Objective: Write out each line from the data below that includes the word "Disk".

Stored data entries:
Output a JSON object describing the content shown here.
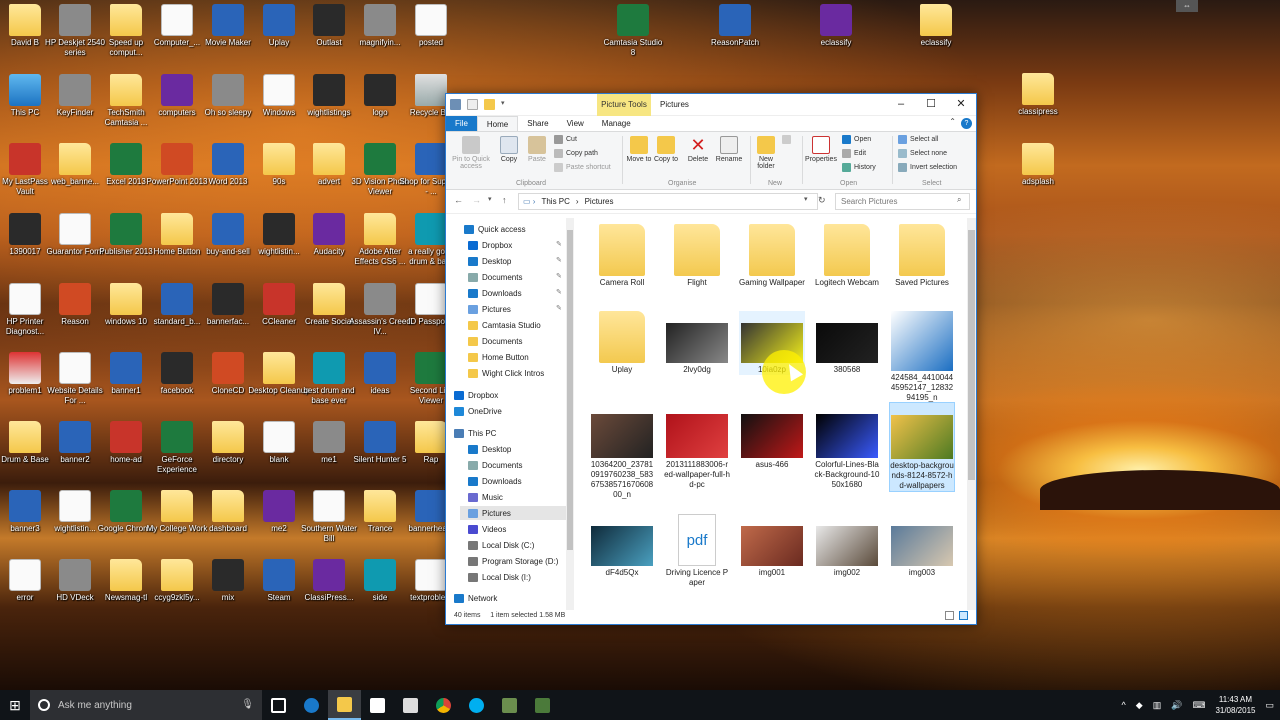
{
  "desktop_icons": [
    {
      "label": "David B",
      "kind": "folder"
    },
    {
      "label": "HP Deskjet 2540 series",
      "kind": "gray"
    },
    {
      "label": "Speed up comput...",
      "kind": "folder"
    },
    {
      "label": "Computer_...",
      "kind": "doc"
    },
    {
      "label": "Movie Maker",
      "kind": "blue"
    },
    {
      "label": "Uplay",
      "kind": "blue"
    },
    {
      "label": "Outlast",
      "kind": "dark"
    },
    {
      "label": "magnifyin...",
      "kind": "gray"
    },
    {
      "label": "posted",
      "kind": "doc"
    },
    {
      "label": "This PC",
      "kind": "pc"
    },
    {
      "label": "KeyFinder",
      "kind": "gray"
    },
    {
      "label": "TechSmith Camtasia ...",
      "kind": "folder"
    },
    {
      "label": "computers",
      "kind": "purple"
    },
    {
      "label": "Oh so sleepy",
      "kind": "gray"
    },
    {
      "label": "Windows",
      "kind": "doc"
    },
    {
      "label": "wightlistings",
      "kind": "dark"
    },
    {
      "label": "logo",
      "kind": "dark"
    },
    {
      "label": "Recycle Bin",
      "kind": "bin"
    },
    {
      "label": "My LastPass Vault",
      "kind": "red"
    },
    {
      "label": "web_banne...",
      "kind": "folder"
    },
    {
      "label": "Excel 2013",
      "kind": "green"
    },
    {
      "label": "PowerPoint 2013",
      "kind": "orange"
    },
    {
      "label": "Word 2013",
      "kind": "blue"
    },
    {
      "label": "90s",
      "kind": "folder"
    },
    {
      "label": "advert",
      "kind": "folder"
    },
    {
      "label": "3D Vision Photo Viewer",
      "kind": "green"
    },
    {
      "label": "Shop for Supplies - ...",
      "kind": "blue"
    },
    {
      "label": "1390017",
      "kind": "dark"
    },
    {
      "label": "Guarantor Form",
      "kind": "doc"
    },
    {
      "label": "Publisher 2013",
      "kind": "green"
    },
    {
      "label": "Home Button",
      "kind": "folder"
    },
    {
      "label": "buy-and-sell",
      "kind": "blue"
    },
    {
      "label": "wightlistin...",
      "kind": "dark"
    },
    {
      "label": "Audacity",
      "kind": "purple"
    },
    {
      "label": "Adobe After Effects CS6 ...",
      "kind": "folder"
    },
    {
      "label": "a really good drum & ba...",
      "kind": "teal"
    },
    {
      "label": "HP Printer Diagnost...",
      "kind": "doc"
    },
    {
      "label": "Reason",
      "kind": "orange"
    },
    {
      "label": "windows 10",
      "kind": "folder"
    },
    {
      "label": "standard_b...",
      "kind": "blue"
    },
    {
      "label": "bannerfac...",
      "kind": "dark"
    },
    {
      "label": "CCleaner",
      "kind": "red"
    },
    {
      "label": "Create Social",
      "kind": "folder"
    },
    {
      "label": "Assassin's Creed IV...",
      "kind": "gray"
    },
    {
      "label": "ID Passports",
      "kind": "doc"
    },
    {
      "label": "problem1",
      "kind": "img"
    },
    {
      "label": "Website Details For ...",
      "kind": "doc"
    },
    {
      "label": "banner1",
      "kind": "blue"
    },
    {
      "label": "facebook",
      "kind": "dark"
    },
    {
      "label": "CloneCD",
      "kind": "orange"
    },
    {
      "label": "Desktop Cleanup",
      "kind": "folder"
    },
    {
      "label": "best drum and base ever",
      "kind": "teal"
    },
    {
      "label": "ideas",
      "kind": "blue"
    },
    {
      "label": "Second Life Viewer",
      "kind": "green"
    },
    {
      "label": "Drum & Base",
      "kind": "folder"
    },
    {
      "label": "banner2",
      "kind": "blue"
    },
    {
      "label": "home-ad",
      "kind": "red"
    },
    {
      "label": "GeForce Experience",
      "kind": "green"
    },
    {
      "label": "directory",
      "kind": "folder"
    },
    {
      "label": "blank",
      "kind": "doc"
    },
    {
      "label": "me1",
      "kind": "gray"
    },
    {
      "label": "Silent Hunter 5",
      "kind": "blue"
    },
    {
      "label": "Rap",
      "kind": "folder"
    },
    {
      "label": "banner3",
      "kind": "blue"
    },
    {
      "label": "wightlistin...",
      "kind": "doc"
    },
    {
      "label": "Google Chrome",
      "kind": "green"
    },
    {
      "label": "My College Work",
      "kind": "folder"
    },
    {
      "label": "dashboard",
      "kind": "folder"
    },
    {
      "label": "me2",
      "kind": "purple"
    },
    {
      "label": "Southern Water Bill",
      "kind": "doc"
    },
    {
      "label": "Trance",
      "kind": "folder"
    },
    {
      "label": "bannerhea...",
      "kind": "blue"
    },
    {
      "label": "error",
      "kind": "doc"
    },
    {
      "label": "HD VDeck",
      "kind": "gray"
    },
    {
      "label": "Newsmag-tl",
      "kind": "folder"
    },
    {
      "label": "ccyg9zkl5y...",
      "kind": "folder"
    },
    {
      "label": "mix",
      "kind": "dark"
    },
    {
      "label": "Steam",
      "kind": "blue"
    },
    {
      "label": "ClassiPress...",
      "kind": "purple"
    },
    {
      "label": "side",
      "kind": "teal"
    },
    {
      "label": "textproblem",
      "kind": "doc"
    },
    {
      "label": "Camtasia Studio 8",
      "kind": "green"
    },
    {
      "label": "ReasonPatch",
      "kind": "blue"
    },
    {
      "label": "eclassify",
      "kind": "purple"
    },
    {
      "label": "eclassify",
      "kind": "folder"
    },
    {
      "label": "classipress",
      "kind": "folder"
    },
    {
      "label": "adsplash",
      "kind": "folder"
    }
  ],
  "window": {
    "context_tab": "Picture Tools",
    "title": "Pictures",
    "tabs": [
      "File",
      "Home",
      "Share",
      "View",
      "Manage"
    ],
    "ribbon": {
      "pin": "Pin to Quick access",
      "copy": "Copy",
      "paste": "Paste",
      "cut": "Cut",
      "copy_path": "Copy path",
      "paste_shortcut": "Paste shortcut",
      "move_to": "Move to",
      "copy_to": "Copy to",
      "delete": "Delete",
      "rename": "Rename",
      "new_folder": "New folder",
      "properties": "Properties",
      "open": "Open",
      "edit": "Edit",
      "history": "History",
      "select_all": "Select all",
      "select_none": "Select none",
      "invert": "Invert selection",
      "groups": [
        "Clipboard",
        "Organise",
        "New",
        "Open",
        "Select"
      ]
    },
    "address": [
      "This PC",
      "Pictures"
    ],
    "search_placeholder": "Search Pictures",
    "nav": [
      {
        "label": "Quick access",
        "pin": false,
        "sel": false
      },
      {
        "label": "Dropbox",
        "pin": true,
        "sel": false
      },
      {
        "label": "Desktop",
        "pin": true,
        "sel": false
      },
      {
        "label": "Documents",
        "pin": true,
        "sel": false
      },
      {
        "label": "Downloads",
        "pin": true,
        "sel": false
      },
      {
        "label": "Pictures",
        "pin": true,
        "sel": false
      },
      {
        "label": "Camtasia Studio",
        "pin": false,
        "sel": false
      },
      {
        "label": "Documents",
        "pin": false,
        "sel": false
      },
      {
        "label": "Home Button",
        "pin": false,
        "sel": false
      },
      {
        "label": "Wight Click Intros",
        "pin": false,
        "sel": false
      },
      {
        "label": "Dropbox",
        "pin": false,
        "sel": false
      },
      {
        "label": "OneDrive",
        "pin": false,
        "sel": false
      },
      {
        "label": "This PC",
        "pin": false,
        "sel": false
      },
      {
        "label": "Desktop",
        "pin": false,
        "sel": false
      },
      {
        "label": "Documents",
        "pin": false,
        "sel": false
      },
      {
        "label": "Downloads",
        "pin": false,
        "sel": false
      },
      {
        "label": "Music",
        "pin": false,
        "sel": false
      },
      {
        "label": "Pictures",
        "pin": false,
        "sel": true
      },
      {
        "label": "Videos",
        "pin": false,
        "sel": false
      },
      {
        "label": "Local Disk (C:)",
        "pin": false,
        "sel": false
      },
      {
        "label": "Program Storage (D:)",
        "pin": false,
        "sel": false
      },
      {
        "label": "Local Disk (I:)",
        "pin": false,
        "sel": false
      },
      {
        "label": "Network",
        "pin": false,
        "sel": false
      }
    ],
    "files": [
      {
        "name": "Camera Roll",
        "type": "folder"
      },
      {
        "name": "Flight",
        "type": "folder"
      },
      {
        "name": "Gaming Wallpaper",
        "type": "folder"
      },
      {
        "name": "Logitech Webcam",
        "type": "folder"
      },
      {
        "name": "Saved Pictures",
        "type": "folder"
      },
      {
        "name": "Uplay",
        "type": "folder"
      },
      {
        "name": "2lvy0dg",
        "type": "img",
        "colors": [
          "#222",
          "#888"
        ]
      },
      {
        "name": "10ia0zp",
        "type": "img",
        "colors": [
          "#333",
          "#f2ee1c"
        ]
      },
      {
        "name": "380568",
        "type": "img",
        "colors": [
          "#0a0a0a",
          "#222"
        ]
      },
      {
        "name": "424584_441004445952147_1283294195_n",
        "type": "img",
        "colors": [
          "#ffffff",
          "#1b6ec2"
        ]
      },
      {
        "name": "10364200_237810919760238_5836753857167060800_n",
        "type": "img",
        "colors": [
          "#6b4a3a",
          "#222"
        ]
      },
      {
        "name": "2013111883006-red-wallpaper-full-hd-pc",
        "type": "img",
        "colors": [
          "#b0121a",
          "#e04040"
        ]
      },
      {
        "name": "asus-466",
        "type": "img",
        "colors": [
          "#111",
          "#c01818"
        ]
      },
      {
        "name": "Colorful-Lines-Black-Background-1050x1680",
        "type": "img",
        "colors": [
          "#000",
          "#3a5bff"
        ]
      },
      {
        "name": "desktop-backgrounds-8124-8572-hd-wallpapers",
        "type": "img",
        "colors": [
          "#f1c24a",
          "#4d7a22"
        ]
      },
      {
        "name": "dF4d5Qx",
        "type": "img",
        "colors": [
          "#0f2a3a",
          "#4aa0c0"
        ]
      },
      {
        "name": "Driving Licence Paper",
        "type": "pdf"
      },
      {
        "name": "img001",
        "type": "img",
        "colors": [
          "#c06a4a",
          "#6a2a20"
        ]
      },
      {
        "name": "img002",
        "type": "img",
        "colors": [
          "#e8e8e8",
          "#5a4a3a"
        ]
      },
      {
        "name": "img003",
        "type": "img",
        "colors": [
          "#5a7a9a",
          "#d8c8b0"
        ]
      }
    ],
    "status": {
      "count": "40 items",
      "selected": "1 item selected  1.58 MB"
    }
  },
  "taskbar": {
    "search_placeholder": "Ask me anything",
    "time": "11:43 AM",
    "date": "31/08/2015"
  }
}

Problem solution:
        "label": "Local Disk (C:)",
        "label": "Local Disk (I:)",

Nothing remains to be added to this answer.